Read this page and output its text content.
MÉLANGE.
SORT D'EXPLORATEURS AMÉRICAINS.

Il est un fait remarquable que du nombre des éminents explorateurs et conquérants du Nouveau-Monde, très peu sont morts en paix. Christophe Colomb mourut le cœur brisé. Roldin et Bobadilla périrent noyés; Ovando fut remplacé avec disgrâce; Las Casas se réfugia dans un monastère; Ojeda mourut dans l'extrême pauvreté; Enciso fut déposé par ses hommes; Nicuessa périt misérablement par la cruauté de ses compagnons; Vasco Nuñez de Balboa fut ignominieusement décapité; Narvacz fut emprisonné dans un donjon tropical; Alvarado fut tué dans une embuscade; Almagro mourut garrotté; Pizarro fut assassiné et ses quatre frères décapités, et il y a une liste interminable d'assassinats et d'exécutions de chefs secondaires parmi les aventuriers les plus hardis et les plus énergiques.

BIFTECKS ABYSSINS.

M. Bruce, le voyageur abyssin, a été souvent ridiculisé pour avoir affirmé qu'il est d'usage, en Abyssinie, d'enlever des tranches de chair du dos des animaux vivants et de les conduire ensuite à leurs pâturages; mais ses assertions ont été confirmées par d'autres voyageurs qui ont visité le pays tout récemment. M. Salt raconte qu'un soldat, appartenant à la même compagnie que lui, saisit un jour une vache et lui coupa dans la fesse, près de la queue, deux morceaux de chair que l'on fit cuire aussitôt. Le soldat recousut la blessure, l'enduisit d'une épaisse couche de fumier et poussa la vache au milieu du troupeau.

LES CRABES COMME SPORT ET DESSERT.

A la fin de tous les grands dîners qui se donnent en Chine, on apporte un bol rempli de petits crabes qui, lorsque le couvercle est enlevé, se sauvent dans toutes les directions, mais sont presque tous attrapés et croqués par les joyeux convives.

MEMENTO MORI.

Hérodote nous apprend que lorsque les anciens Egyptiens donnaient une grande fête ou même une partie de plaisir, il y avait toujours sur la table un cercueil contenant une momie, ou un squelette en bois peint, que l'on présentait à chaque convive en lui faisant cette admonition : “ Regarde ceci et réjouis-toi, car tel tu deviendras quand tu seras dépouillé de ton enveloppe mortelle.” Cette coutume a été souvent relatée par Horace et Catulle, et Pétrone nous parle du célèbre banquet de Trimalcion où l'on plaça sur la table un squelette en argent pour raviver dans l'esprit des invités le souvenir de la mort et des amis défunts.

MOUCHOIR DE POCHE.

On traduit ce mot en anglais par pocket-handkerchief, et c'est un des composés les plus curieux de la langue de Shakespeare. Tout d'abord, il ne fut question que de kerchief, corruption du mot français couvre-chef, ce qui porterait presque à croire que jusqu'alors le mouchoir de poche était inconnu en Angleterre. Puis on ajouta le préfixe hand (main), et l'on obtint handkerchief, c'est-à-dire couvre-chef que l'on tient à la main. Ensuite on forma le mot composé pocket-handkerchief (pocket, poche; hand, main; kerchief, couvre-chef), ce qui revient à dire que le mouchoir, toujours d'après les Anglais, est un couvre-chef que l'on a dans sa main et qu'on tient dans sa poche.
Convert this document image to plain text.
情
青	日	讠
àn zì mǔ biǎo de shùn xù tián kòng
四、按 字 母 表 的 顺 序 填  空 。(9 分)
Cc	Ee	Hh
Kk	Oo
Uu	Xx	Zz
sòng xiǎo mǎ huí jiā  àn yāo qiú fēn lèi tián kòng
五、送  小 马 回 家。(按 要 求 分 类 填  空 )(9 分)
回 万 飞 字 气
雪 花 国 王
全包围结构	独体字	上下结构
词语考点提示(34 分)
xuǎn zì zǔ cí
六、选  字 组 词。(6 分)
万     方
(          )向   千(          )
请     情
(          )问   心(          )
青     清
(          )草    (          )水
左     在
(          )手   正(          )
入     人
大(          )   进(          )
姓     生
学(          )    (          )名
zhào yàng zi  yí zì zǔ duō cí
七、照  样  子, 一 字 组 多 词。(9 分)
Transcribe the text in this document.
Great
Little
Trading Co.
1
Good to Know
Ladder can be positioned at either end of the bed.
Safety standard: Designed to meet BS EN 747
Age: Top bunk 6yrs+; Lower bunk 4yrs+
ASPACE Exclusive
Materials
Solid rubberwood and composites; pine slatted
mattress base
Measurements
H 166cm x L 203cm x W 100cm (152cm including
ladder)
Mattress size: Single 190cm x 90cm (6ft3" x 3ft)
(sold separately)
###
→ Task goal
Reproduce the data in its entirety, matching each character.

→ Response
Read this page and output its text content.
MÉLANGE.
SORT D'EXPLORATEURS AMÉRICAINS.

Il est un fait remarquable que du nombre des éminents explorateurs et conquérants du Nouveau-Monde, très peu sont morts en paix. Christophe Colomb mourut le cœur brisé. Roldin et Bobadilla périrent noyés; Ovando fut remplacé avec disgrâce; Las Casas se réfugia dans un monastère; Ojeda mourut dans l'extrême pauvreté; Enciso fut déposé par ses hommes; Nicuessa périt misérablement par la cruauté de ses compagnons; Vasco Nuñez de Balboa fut ignominieusement décapité; Narvacz fut emprisonné dans un donjon tropical; Alvarado fut tué dans une embuscade; Almagro mourut garrotté; Pizarro fut assassiné et ses quatre frères décapités, et il y a une liste interminable d'assassinats et d'exécutions de chefs secondaires parmi les aventuriers les plus hardis et les plus énergiques.

BIFTECKS ABYSSINS.

M. Bruce, le voyageur abyssin, a été souvent ridiculisé pour avoir affirmé qu'il est d'usage, en Abyssinie, d'enlever des tranches de chair du dos des animaux vivants et de les conduire ensuite à leurs pâturages; mais ses assertions ont été confirmées par d'autres voyageurs qui ont visité le pays tout récemment. M. Salt raconte qu'un soldat, appartenant à la même compagnie que lui, saisit un jour une vache et lui coupa dans la fesse, près de la queue, deux morceaux de chair que l'on fit cuire aussitôt. Le soldat recousut la blessure, l'enduisit d'une épaisse couche de fumier et poussa la vache au milieu du troupeau.

LES CRABES COMME SPORT ET DESSERT.

A la fin de tous les grands dîners qui se donnent en Chine, on apporte un bol rempli de petits crabes qui, lorsque le couvercle est enlevé, se sauvent dans toutes les directions, mais sont presque tous attrapés et croqués par les joyeux convives.

MEMENTO MORI.

Hérodote nous apprend que lorsque les anciens Egyptiens donnaient une grande fête ou même une partie de plaisir, il y avait toujours sur la table un cercueil contenant une momie, ou un squelette en bois peint, que l'on présentait à chaque convive en lui faisant cette admonition : “ Regarde ceci et réjouis-toi, car tel tu deviendras quand tu seras dépouillé de ton enveloppe mortelle.” Cette coutume a été souvent relatée par Horace et Catulle, et Pétrone nous parle du célèbre banquet de Trimalcion où l'on plaça sur la table un squelette en argent pour raviver dans l'esprit des invités le souvenir de la mort et des amis défunts.

MOUCHOIR DE POCHE.

On traduit ce mot en anglais par pocket-handkerchief, et c'est un des composés les plus curieux de la langue de Shakespeare. Tout d'abord, il ne fut question que de kerchief, corruption du mot français couvre-chef, ce qui porterait presque à croire que jusqu'alors le mouchoir de poche était inconnu en Angleterre. Puis on ajouta le préfixe hand (main), et l'on obtint handkerchief, c'est-à-dire couvre-chef que l'on tient à la main. Ensuite on forma le mot composé pocket-handkerchief (pocket, poche; hand, main; kerchief, couvre-chef), ce qui revient à dire que le mouchoir, toujours d'après les Anglais, est un couvre-chef que l'on a dans sa main et qu'on tient dans sa poche.
Convert this document image to plain text.
情
青	日	讠
àn zì mǔ biǎo de shùn xù tián kòng
四、按 字 母 表 的 顺 序 填  空 。(9 分)
Cc	Ee	Hh
Kk	Oo
Uu	Xx	Zz
sòng xiǎo mǎ huí jiā  àn yāo qiú fēn lèi tián kòng
五、送  小 马 回 家。(按 要 求 分 类 填  空 )(9 分)
回 万 飞 字 气
雪 花 国 王
全包围结构	独体字	上下结构
词语考点提示(34 分)
xuǎn zì zǔ cí
六、选  字 组 词。(6 分)
万     方
(          )向   千(          )
请     情
(          )问   心(          )
青     清
(          )草    (          )水
左     在
(          )手   正(          )
入     人
大(          )   进(          )
姓     生
学(          )    (          )名
zhào yàng zi  yí zì zǔ duō cí
七、照  样  子, 一 字 组 多 词。(9 分)
Transcribe the text in this document.
Great
Little
Trading Co.
1
Good to Know
Ladder can be positioned at either end of the bed.
Safety standard: Designed to meet BS EN 747
Age: Top bunk 6yrs+; Lower bunk 4yrs+
ASPACE Exclusive
Materials
Solid rubberwood and composites; pine slatted
mattress base
Measurements
H 166cm x L 203cm x W 100cm (152cm including
ladder)
Mattress size: Single 190cm x 90cm (6ft3" x 3ft)
(sold separately)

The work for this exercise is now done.